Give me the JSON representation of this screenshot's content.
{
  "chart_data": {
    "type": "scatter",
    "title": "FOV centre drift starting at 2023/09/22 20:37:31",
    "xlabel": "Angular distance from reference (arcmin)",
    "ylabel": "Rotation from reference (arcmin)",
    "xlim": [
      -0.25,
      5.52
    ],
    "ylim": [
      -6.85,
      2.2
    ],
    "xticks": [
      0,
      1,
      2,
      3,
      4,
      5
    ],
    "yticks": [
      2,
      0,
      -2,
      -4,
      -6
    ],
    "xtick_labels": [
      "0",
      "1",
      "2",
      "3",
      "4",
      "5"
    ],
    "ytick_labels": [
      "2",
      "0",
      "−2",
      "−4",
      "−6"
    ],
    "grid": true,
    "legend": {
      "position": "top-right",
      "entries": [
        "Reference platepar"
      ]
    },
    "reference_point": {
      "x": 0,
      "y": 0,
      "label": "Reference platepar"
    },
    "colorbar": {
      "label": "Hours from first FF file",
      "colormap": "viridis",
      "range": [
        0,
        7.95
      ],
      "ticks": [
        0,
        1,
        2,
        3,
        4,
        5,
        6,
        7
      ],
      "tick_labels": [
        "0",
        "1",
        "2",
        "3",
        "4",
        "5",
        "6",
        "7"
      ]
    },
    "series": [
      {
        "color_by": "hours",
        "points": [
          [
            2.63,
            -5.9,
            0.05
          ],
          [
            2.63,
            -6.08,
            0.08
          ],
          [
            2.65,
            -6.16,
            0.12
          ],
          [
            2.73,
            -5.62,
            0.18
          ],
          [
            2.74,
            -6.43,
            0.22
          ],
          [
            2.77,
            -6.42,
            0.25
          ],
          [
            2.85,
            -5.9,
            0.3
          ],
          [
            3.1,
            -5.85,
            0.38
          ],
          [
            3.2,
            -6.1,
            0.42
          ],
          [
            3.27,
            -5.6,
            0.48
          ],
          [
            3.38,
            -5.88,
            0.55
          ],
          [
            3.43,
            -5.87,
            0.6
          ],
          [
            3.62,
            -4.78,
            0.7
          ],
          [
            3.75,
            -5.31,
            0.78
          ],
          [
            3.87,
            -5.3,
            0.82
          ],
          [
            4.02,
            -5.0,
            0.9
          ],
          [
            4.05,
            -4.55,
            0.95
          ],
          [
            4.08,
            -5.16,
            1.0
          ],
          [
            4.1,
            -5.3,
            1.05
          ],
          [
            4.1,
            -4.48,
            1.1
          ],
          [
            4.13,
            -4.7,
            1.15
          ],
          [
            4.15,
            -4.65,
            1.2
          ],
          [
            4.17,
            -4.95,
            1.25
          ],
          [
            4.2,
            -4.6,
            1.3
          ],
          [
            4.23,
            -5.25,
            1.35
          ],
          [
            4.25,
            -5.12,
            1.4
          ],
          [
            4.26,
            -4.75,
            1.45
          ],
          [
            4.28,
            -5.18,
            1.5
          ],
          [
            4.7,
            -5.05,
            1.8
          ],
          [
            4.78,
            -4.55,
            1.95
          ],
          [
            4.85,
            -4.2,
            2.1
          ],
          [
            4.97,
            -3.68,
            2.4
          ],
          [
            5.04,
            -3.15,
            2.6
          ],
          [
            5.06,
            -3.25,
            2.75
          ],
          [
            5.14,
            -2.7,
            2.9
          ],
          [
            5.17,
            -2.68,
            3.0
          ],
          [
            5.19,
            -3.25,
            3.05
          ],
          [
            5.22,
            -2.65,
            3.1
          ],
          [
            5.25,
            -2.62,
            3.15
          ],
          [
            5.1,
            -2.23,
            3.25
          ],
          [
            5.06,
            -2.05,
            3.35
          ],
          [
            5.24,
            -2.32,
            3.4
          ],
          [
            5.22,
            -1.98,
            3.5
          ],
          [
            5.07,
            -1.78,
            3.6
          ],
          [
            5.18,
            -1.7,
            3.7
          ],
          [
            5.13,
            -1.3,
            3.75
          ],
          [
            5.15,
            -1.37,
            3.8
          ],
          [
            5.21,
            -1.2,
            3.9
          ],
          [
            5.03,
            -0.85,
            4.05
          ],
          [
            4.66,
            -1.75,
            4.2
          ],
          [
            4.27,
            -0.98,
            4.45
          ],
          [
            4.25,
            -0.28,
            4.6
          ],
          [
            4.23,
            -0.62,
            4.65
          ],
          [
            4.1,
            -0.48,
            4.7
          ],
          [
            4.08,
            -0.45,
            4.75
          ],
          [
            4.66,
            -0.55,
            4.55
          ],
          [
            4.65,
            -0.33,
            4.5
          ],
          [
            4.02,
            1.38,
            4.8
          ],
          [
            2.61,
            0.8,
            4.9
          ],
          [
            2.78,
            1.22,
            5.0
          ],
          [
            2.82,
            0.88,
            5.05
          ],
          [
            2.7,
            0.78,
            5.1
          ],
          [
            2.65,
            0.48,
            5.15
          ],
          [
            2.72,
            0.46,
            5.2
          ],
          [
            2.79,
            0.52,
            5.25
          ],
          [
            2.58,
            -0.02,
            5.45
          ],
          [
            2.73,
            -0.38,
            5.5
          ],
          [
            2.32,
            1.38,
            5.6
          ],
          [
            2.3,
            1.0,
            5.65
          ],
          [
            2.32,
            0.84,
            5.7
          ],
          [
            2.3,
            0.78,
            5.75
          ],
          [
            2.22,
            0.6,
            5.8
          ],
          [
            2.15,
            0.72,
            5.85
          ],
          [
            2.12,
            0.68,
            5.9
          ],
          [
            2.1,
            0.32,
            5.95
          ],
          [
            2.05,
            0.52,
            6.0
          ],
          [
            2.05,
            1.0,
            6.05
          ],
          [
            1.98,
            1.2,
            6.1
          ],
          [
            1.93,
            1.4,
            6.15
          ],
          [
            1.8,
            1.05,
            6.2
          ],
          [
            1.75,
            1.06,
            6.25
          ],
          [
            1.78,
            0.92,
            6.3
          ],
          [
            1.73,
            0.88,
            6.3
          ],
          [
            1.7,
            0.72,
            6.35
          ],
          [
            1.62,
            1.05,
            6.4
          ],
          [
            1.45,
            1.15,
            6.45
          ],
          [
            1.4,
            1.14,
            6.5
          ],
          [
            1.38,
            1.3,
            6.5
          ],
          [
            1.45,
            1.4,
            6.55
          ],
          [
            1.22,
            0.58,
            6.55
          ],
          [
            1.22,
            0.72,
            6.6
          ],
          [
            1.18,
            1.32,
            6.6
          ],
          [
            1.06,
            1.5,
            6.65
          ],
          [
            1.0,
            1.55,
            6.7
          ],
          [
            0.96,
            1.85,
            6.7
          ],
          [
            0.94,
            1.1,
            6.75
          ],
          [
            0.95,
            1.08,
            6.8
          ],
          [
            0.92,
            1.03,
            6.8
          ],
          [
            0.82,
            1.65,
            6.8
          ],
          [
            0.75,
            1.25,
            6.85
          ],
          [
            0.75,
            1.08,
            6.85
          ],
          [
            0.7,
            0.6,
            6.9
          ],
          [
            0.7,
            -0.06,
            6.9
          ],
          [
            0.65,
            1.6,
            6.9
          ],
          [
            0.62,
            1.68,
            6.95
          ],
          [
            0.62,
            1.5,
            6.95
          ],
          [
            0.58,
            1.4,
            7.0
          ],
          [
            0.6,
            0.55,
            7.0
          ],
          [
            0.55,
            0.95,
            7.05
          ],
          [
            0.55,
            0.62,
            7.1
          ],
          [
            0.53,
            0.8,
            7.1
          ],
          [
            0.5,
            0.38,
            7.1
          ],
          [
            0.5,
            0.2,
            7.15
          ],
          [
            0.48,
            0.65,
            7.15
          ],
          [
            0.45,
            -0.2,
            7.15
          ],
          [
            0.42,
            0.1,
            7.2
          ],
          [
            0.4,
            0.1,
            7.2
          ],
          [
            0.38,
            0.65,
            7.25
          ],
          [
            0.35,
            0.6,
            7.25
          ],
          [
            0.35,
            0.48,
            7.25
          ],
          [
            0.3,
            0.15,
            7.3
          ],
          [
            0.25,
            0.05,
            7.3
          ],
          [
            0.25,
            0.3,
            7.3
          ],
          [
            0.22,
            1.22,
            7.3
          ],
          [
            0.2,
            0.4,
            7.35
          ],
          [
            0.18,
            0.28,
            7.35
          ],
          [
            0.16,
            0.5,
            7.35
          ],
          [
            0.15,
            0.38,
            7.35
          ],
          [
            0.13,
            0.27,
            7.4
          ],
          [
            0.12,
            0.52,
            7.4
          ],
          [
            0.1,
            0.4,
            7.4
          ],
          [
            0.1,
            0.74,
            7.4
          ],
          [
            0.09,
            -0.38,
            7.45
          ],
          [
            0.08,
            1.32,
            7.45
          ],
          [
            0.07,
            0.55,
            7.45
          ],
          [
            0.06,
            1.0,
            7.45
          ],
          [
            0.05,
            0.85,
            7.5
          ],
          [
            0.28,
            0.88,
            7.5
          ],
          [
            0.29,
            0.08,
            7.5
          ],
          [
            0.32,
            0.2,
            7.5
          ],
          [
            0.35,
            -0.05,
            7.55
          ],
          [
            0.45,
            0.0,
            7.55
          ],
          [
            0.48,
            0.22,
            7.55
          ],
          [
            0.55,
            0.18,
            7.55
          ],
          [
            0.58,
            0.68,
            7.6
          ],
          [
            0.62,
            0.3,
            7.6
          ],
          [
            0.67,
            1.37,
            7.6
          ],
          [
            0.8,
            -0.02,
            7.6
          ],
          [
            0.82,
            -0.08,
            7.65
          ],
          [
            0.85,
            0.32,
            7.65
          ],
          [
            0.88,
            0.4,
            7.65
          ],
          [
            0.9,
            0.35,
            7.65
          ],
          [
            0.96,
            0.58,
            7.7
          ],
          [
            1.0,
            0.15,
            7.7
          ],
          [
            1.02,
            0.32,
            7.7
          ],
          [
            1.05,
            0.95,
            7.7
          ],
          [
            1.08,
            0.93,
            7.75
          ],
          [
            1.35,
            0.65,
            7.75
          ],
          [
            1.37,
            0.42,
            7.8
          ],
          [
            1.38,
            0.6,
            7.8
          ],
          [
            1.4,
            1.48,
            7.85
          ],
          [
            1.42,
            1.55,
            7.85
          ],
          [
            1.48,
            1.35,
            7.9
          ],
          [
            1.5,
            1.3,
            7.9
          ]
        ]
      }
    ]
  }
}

++++

INSTRUCTIONS FOR THE TASK: Return all lines of the material above in which the word "platepar" occurs.

COMPLETED EXERCISE:
        "Reference platepar"
      "label": "Reference platepar"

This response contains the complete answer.